[Written instruction] Transcribe each of the following entries word for word, keeping every number and punctuation mark unchanged.

[Stored records]
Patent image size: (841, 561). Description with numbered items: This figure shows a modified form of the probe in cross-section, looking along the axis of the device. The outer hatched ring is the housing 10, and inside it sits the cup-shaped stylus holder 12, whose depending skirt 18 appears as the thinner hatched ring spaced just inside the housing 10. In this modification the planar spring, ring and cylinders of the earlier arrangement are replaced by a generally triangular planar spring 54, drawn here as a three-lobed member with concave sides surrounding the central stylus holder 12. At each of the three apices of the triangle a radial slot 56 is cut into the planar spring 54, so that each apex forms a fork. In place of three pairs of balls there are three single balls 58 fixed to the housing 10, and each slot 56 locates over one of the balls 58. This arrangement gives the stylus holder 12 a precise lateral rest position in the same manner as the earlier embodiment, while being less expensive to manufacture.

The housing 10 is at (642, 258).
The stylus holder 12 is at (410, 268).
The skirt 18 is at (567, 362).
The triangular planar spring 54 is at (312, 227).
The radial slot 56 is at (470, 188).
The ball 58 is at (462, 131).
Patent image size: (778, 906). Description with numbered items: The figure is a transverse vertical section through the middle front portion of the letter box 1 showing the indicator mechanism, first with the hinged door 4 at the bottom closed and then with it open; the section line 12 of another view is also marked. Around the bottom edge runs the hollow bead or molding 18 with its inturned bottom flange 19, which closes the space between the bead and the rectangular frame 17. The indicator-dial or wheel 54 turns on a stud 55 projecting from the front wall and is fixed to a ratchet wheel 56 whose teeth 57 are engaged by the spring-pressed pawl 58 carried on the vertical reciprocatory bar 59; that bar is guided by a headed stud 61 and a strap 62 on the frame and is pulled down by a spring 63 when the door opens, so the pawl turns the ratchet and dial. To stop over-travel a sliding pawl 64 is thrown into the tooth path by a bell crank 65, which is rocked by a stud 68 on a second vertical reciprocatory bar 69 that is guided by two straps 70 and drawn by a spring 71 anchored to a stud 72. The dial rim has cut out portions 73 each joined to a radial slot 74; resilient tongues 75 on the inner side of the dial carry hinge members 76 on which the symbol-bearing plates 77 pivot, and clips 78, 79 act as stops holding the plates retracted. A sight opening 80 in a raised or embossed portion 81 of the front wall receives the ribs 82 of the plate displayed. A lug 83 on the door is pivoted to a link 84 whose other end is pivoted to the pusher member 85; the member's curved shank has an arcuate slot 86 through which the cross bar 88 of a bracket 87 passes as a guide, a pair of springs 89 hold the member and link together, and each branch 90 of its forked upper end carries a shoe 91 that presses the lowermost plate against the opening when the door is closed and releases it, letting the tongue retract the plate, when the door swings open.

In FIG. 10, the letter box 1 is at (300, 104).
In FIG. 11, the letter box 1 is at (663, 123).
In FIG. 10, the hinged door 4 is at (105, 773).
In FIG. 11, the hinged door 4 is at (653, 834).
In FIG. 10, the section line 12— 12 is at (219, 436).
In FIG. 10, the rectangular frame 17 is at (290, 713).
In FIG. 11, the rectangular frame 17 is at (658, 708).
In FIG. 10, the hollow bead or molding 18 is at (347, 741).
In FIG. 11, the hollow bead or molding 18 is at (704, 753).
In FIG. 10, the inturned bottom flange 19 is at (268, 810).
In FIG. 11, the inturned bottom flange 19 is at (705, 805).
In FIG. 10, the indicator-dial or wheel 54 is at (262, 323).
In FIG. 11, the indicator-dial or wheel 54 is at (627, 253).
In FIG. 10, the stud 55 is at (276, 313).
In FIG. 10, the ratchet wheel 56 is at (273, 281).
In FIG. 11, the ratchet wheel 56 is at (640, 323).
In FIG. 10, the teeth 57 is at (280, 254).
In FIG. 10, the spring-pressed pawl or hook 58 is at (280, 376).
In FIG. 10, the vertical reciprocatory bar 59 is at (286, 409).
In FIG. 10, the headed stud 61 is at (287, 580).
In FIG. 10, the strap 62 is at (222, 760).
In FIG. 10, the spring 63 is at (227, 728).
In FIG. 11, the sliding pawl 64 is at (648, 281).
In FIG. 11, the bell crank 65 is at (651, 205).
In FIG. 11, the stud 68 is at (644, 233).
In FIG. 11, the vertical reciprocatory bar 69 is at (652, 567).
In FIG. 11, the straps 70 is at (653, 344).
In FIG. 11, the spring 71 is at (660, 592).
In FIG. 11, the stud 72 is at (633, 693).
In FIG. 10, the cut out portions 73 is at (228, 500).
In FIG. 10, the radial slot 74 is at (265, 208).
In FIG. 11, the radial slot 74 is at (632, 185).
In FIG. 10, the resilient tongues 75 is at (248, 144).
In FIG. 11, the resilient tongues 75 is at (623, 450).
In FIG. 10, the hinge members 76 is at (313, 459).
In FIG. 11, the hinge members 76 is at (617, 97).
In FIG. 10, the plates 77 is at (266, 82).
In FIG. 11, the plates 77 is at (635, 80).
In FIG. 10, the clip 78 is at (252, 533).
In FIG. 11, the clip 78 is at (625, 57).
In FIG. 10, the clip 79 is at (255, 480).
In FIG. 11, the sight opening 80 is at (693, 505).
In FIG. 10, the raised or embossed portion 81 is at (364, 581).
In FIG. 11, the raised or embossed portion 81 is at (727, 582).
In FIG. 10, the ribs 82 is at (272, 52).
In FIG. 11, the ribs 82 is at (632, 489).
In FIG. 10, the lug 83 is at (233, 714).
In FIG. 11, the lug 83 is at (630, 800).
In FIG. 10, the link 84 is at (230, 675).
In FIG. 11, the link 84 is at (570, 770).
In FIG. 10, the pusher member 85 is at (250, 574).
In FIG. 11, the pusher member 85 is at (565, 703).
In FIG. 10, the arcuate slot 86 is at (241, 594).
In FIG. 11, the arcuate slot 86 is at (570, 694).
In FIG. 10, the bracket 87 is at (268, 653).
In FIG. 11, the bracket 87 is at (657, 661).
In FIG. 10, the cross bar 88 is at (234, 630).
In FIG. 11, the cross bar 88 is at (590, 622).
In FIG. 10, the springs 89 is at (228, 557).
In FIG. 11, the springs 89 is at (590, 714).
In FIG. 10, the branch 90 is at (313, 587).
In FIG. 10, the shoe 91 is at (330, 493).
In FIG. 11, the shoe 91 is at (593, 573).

[Answer]
Patent image size: (841, 561). Description with numbered items: This figure shows a modified form of the probe in cross-section, looking along the axis of the device. The outer hatched ring is the housing 10, and inside it sits the cup-shaped stylus holder 12, whose depending skirt 18 appears as the thinner hatched ring spaced just inside the housing 10. In this modification the planar spring, ring and cylinders of the earlier arrangement are replaced by a generally triangular planar spring 54, drawn here as a three-lobed member with concave sides surrounding the central stylus holder 12. At each of the three apices of the triangle a radial slot 56 is cut into the planar spring 54, so that each apex forms a fork. In place of three pairs of balls there are three single balls 58 fixed to the housing 10, and each slot 56 locates over one of the balls 58. This arrangement gives the stylus holder 12 a precise lateral rest position in the same manner as the earlier embodiment, while being less expensive to manufacture.

The housing 10 is at (642, 258).
The stylus holder 12 is at (410, 268).
The skirt 18 is at (567, 362).
The triangular planar spring 54 is at (312, 227).
The radial slot 56 is at (470, 188).
The ball 58 is at (462, 131).
Patent image size: (778, 906). Description with numbered items: The figure is a transverse vertical section through the middle front portion of the letter box 1 showing the indicator mechanism, first with the hinged door 4 at the bottom closed and then with it open; the section line 12 of another view is also marked. Around the bottom edge runs the hollow bead or molding 18 with its inturned bottom flange 19, which closes the space between the bead and the rectangular frame 17. The indicator-dial or wheel 54 turns on a stud 55 projecting from the front wall and is fixed to a ratchet wheel 56 whose teeth 57 are engaged by the spring-pressed pawl 58 carried on the vertical reciprocatory bar 59; that bar is guided by a headed stud 61 and a strap 62 on the frame and is pulled down by a spring 63 when the door opens, so the pawl turns the ratchet and dial. To stop over-travel a sliding pawl 64 is thrown into the tooth path by a bell crank 65, which is rocked by a stud 68 on a second vertical reciprocatory bar 69 that is guided by two straps 70 and drawn by a spring 71 anchored to a stud 72. The dial rim has cut out portions 73 each joined to a radial slot 74; resilient tongues 75 on the inner side of the dial carry hinge members 76 on which the symbol-bearing plates 77 pivot, and clips 78, 79 act as stops holding the plates retracted. A sight opening 80 in a raised or embossed portion 81 of the front wall receives the ribs 82 of the plate displayed. A lug 83 on the door is pivoted to a link 84 whose other end is pivoted to the pusher member 85; the member's curved shank has an arcuate slot 86 through which the cross bar 88 of a bracket 87 passes as a guide, a pair of springs 89 hold the member and link together, and each branch 90 of its forked upper end carries a shoe 91 that presses the lowermost plate against the opening when the door is closed and releases it, letting the tongue retract the plate, when the door swings open.

In FIG. 10, the letter box 1 is at (300, 104).
In FIG. 11, the letter box 1 is at (663, 123).
In FIG. 10, the hinged door 4 is at (105, 773).
In FIG. 11, the hinged door 4 is at (653, 834).
In FIG. 10, the section line 12— 12 is at (219, 436).
In FIG. 10, the rectangular frame 17 is at (290, 713).
In FIG. 11, the rectangular frame 17 is at (658, 708).
In FIG. 10, the hollow bead or molding 18 is at (347, 741).
In FIG. 11, the hollow bead or molding 18 is at (704, 753).
In FIG. 10, the inturned bottom flange 19 is at (268, 810).
In FIG. 11, the inturned bottom flange 19 is at (705, 805).
In FIG. 10, the indicator-dial or wheel 54 is at (262, 323).
In FIG. 11, the indicator-dial or wheel 54 is at (627, 253).
In FIG. 10, the stud 55 is at (276, 313).
In FIG. 10, the ratchet wheel 56 is at (273, 281).
In FIG. 11, the ratchet wheel 56 is at (640, 323).
In FIG. 10, the teeth 57 is at (280, 254).
In FIG. 10, the spring-pressed pawl or hook 58 is at (280, 376).
In FIG. 10, the vertical reciprocatory bar 59 is at (286, 409).
In FIG. 10, the headed stud 61 is at (287, 580).
In FIG. 10, the strap 62 is at (222, 760).
In FIG. 10, the spring 63 is at (227, 728).
In FIG. 11, the sliding pawl 64 is at (648, 281).
In FIG. 11, the bell crank 65 is at (651, 205).
In FIG. 11, the stud 68 is at (644, 233).
In FIG. 11, the vertical reciprocatory bar 69 is at (652, 567).
In FIG. 11, the straps 70 is at (653, 344).
In FIG. 11, the spring 71 is at (660, 592).
In FIG. 11, the stud 72 is at (633, 693).
In FIG. 10, the cut out portions 73 is at (228, 500).
In FIG. 10, the radial slot 74 is at (265, 208).
In FIG. 11, the radial slot 74 is at (632, 185).
In FIG. 10, the resilient tongues 75 is at (248, 144).
In FIG. 11, the resilient tongues 75 is at (623, 450).
In FIG. 10, the hinge members 76 is at (313, 459).
In FIG. 11, the hinge members 76 is at (617, 97).
In FIG. 10, the plates 77 is at (266, 82).
In FIG. 11, the plates 77 is at (635, 80).
In FIG. 10, the clip 78 is at (252, 533).
In FIG. 11, the clip 78 is at (625, 57).
In FIG. 10, the clip 79 is at (255, 480).
In FIG. 11, the sight opening 80 is at (693, 505).
In FIG. 10, the raised or embossed portion 81 is at (364, 581).
In FIG. 11, the raised or embossed portion 81 is at (727, 582).
In FIG. 10, the ribs 82 is at (272, 52).
In FIG. 11, the ribs 82 is at (632, 489).
In FIG. 10, the lug 83 is at (233, 714).
In FIG. 11, the lug 83 is at (630, 800).
In FIG. 10, the link 84 is at (230, 675).
In FIG. 11, the link 84 is at (570, 770).
In FIG. 10, the pusher member 85 is at (250, 574).
In FIG. 11, the pusher member 85 is at (565, 703).
In FIG. 10, the arcuate slot 86 is at (241, 594).
In FIG. 11, the arcuate slot 86 is at (570, 694).
In FIG. 10, the bracket 87 is at (268, 653).
In FIG. 11, the bracket 87 is at (657, 661).
In FIG. 10, the cross bar 88 is at (234, 630).
In FIG. 11, the cross bar 88 is at (590, 622).
In FIG. 10, the springs 89 is at (228, 557).
In FIG. 11, the springs 89 is at (590, 714).
In FIG. 10, the branch 90 is at (313, 587).
In FIG. 10, the shoe 91 is at (330, 493).
In FIG. 11, the shoe 91 is at (593, 573).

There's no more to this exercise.